• [Problem] Images must not appear in your copy; reproduce every other part of the records exactly.

• [Data provided]
--------------------------------

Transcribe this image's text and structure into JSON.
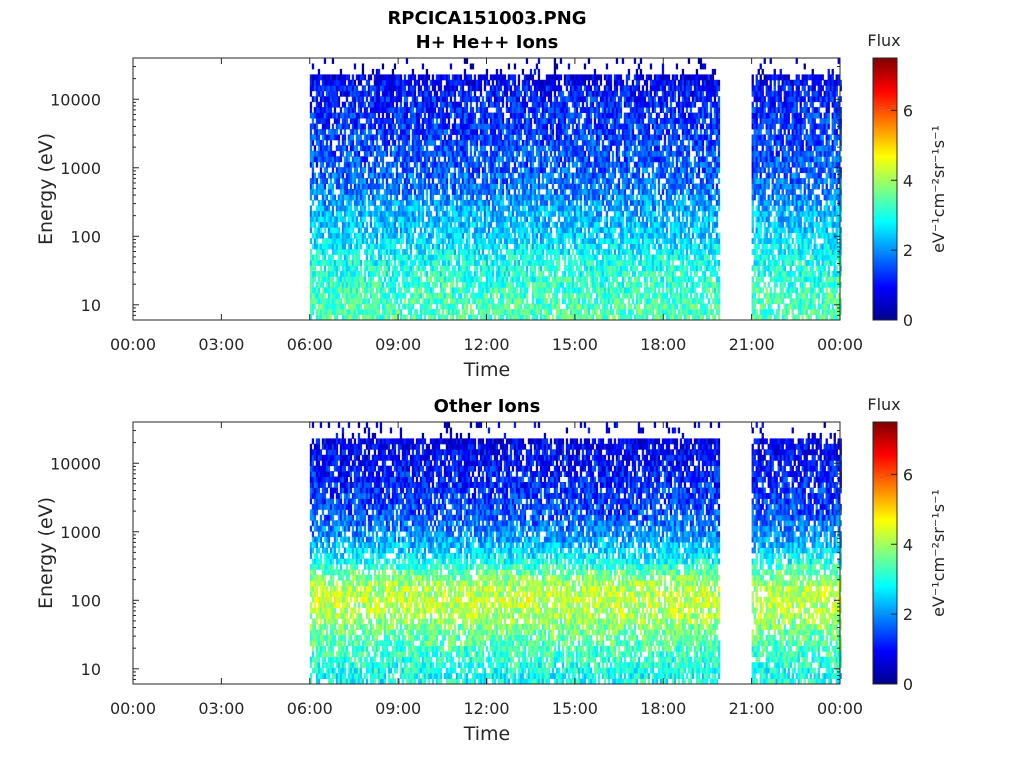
{
  "figure_title": "RPCICA151003.PNG",
  "colors": {
    "colormap": [
      "#00008f",
      "#0000ff",
      "#0080ff",
      "#00ffff",
      "#80ff80",
      "#ffff00",
      "#ff8000",
      "#ff0000",
      "#800000"
    ],
    "axes": "#262626",
    "background": "#ffffff"
  },
  "chart_data": [
    {
      "type": "heatmap",
      "title": "H+ He++ Ions",
      "xlabel": "Time",
      "ylabel": "Energy (eV)",
      "x_tick_labels": [
        "00:00",
        "03:00",
        "06:00",
        "09:00",
        "12:00",
        "15:00",
        "18:00",
        "21:00",
        "00:00"
      ],
      "x_range_hours": [
        0,
        24
      ],
      "y_scale": "log",
      "y_tick_labels": [
        "10",
        "100",
        "1000",
        "10000"
      ],
      "y_range": [
        6,
        40000
      ],
      "grid": false,
      "colorbar": {
        "label": "Flux",
        "unit_label": "eV⁻¹cm⁻²sr⁻¹s⁻¹",
        "range": [
          0,
          7.5
        ],
        "tick_labels": [
          "0",
          "2",
          "4",
          "6"
        ]
      },
      "data_intervals_hours": [
        [
          6.0,
          19.9
        ],
        [
          21.0,
          24.0
        ]
      ],
      "data_gaps_hours": [
        [
          0.0,
          6.0
        ],
        [
          19.9,
          21.0
        ]
      ],
      "flux_profile": {
        "energy_eV": [
          8,
          20,
          50,
          100,
          200,
          300,
          500,
          1000,
          3000,
          8000,
          15000,
          30000
        ],
        "flux": [
          3.4,
          3.2,
          2.9,
          2.5,
          2.3,
          2.1,
          1.8,
          1.6,
          1.4,
          1.2,
          1.0,
          0.4
        ]
      }
    },
    {
      "type": "heatmap",
      "title": "Other Ions",
      "xlabel": "Time",
      "ylabel": "Energy (eV)",
      "x_tick_labels": [
        "00:00",
        "03:00",
        "06:00",
        "09:00",
        "12:00",
        "15:00",
        "18:00",
        "21:00",
        "00:00"
      ],
      "x_range_hours": [
        0,
        24
      ],
      "y_scale": "log",
      "y_tick_labels": [
        "10",
        "100",
        "1000",
        "10000"
      ],
      "y_range": [
        6,
        40000
      ],
      "grid": false,
      "colorbar": {
        "label": "Flux",
        "unit_label": "eV⁻¹cm⁻²sr⁻¹s⁻¹",
        "range": [
          0,
          7.5
        ],
        "tick_labels": [
          "0",
          "2",
          "4",
          "6"
        ]
      },
      "data_intervals_hours": [
        [
          6.0,
          19.9
        ],
        [
          21.0,
          24.0
        ]
      ],
      "data_gaps_hours": [
        [
          0.0,
          6.0
        ],
        [
          19.9,
          21.0
        ]
      ],
      "flux_profile": {
        "energy_eV": [
          8,
          20,
          40,
          60,
          100,
          150,
          250,
          400,
          800,
          2000,
          10000,
          30000
        ],
        "flux": [
          2.9,
          3.3,
          3.7,
          4.0,
          4.3,
          4.1,
          3.6,
          2.8,
          2.1,
          1.5,
          1.0,
          0.6
        ]
      }
    }
  ]
}
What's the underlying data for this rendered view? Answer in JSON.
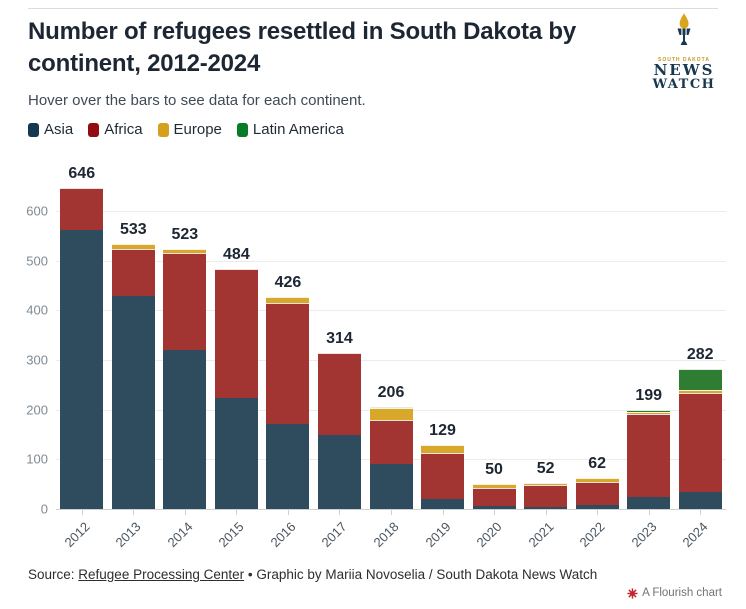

--------------------------------

• [Exercise output]
Transcribe this image's text and structure into JSON.
{
  "figure_title": "RPCICA151003.PNG",
  "colors": {
    "colormap": [
      "#00008f",
      "#0000ff",
      "#0080ff",
      "#00ffff",
      "#80ff80",
      "#ffff00",
      "#ff8000",
      "#ff0000",
      "#800000"
    ],
    "axes": "#262626",
    "background": "#ffffff"
  },
  "chart_data": [
    {
      "type": "heatmap",
      "title": "H+ He++ Ions",
      "xlabel": "Time",
      "ylabel": "Energy (eV)",
      "x_tick_labels": [
        "00:00",
        "03:00",
        "06:00",
        "09:00",
        "12:00",
        "15:00",
        "18:00",
        "21:00",
        "00:00"
      ],
      "x_range_hours": [
        0,
        24
      ],
      "y_scale": "log",
      "y_tick_labels": [
        "10",
        "100",
        "1000",
        "10000"
      ],
      "y_range": [
        6,
        40000
      ],
      "grid": false,
      "colorbar": {
        "label": "Flux",
        "unit_label": "eV⁻¹cm⁻²sr⁻¹s⁻¹",
        "range": [
          0,
          7.5
        ],
        "tick_labels": [
          "0",
          "2",
          "4",
          "6"
        ]
      },
      "data_intervals_hours": [
        [
          6.0,
          19.9
        ],
        [
          21.0,
          24.0
        ]
      ],
      "data_gaps_hours": [
        [
          0.0,
          6.0
        ],
        [
          19.9,
          21.0
        ]
      ],
      "flux_profile": {
        "energy_eV": [
          8,
          20,
          50,
          100,
          200,
          300,
          500,
          1000,
          3000,
          8000,
          15000,
          30000
        ],
        "flux": [
          3.4,
          3.2,
          2.9,
          2.5,
          2.3,
          2.1,
          1.8,
          1.6,
          1.4,
          1.2,
          1.0,
          0.4
        ]
      }
    },
    {
      "type": "heatmap",
      "title": "Other Ions",
      "xlabel": "Time",
      "ylabel": "Energy (eV)",
      "x_tick_labels": [
        "00:00",
        "03:00",
        "06:00",
        "09:00",
        "12:00",
        "15:00",
        "18:00",
        "21:00",
        "00:00"
      ],
      "x_range_hours": [
        0,
        24
      ],
      "y_scale": "log",
      "y_tick_labels": [
        "10",
        "100",
        "1000",
        "10000"
      ],
      "y_range": [
        6,
        40000
      ],
      "grid": false,
      "colorbar": {
        "label": "Flux",
        "unit_label": "eV⁻¹cm⁻²sr⁻¹s⁻¹",
        "range": [
          0,
          7.5
        ],
        "tick_labels": [
          "0",
          "2",
          "4",
          "6"
        ]
      },
      "data_intervals_hours": [
        [
          6.0,
          19.9
        ],
        [
          21.0,
          24.0
        ]
      ],
      "data_gaps_hours": [
        [
          0.0,
          6.0
        ],
        [
          19.9,
          21.0
        ]
      ],
      "flux_profile": {
        "energy_eV": [
          8,
          20,
          40,
          60,
          100,
          150,
          250,
          400,
          800,
          2000,
          10000,
          30000
        ],
        "flux": [
          2.9,
          3.3,
          3.7,
          4.0,
          4.3,
          4.1,
          3.6,
          2.8,
          2.1,
          1.5,
          1.0,
          0.6
        ]
      }
    }
  ]
}
What's the underlying data for this rendered view? Answer in JSON.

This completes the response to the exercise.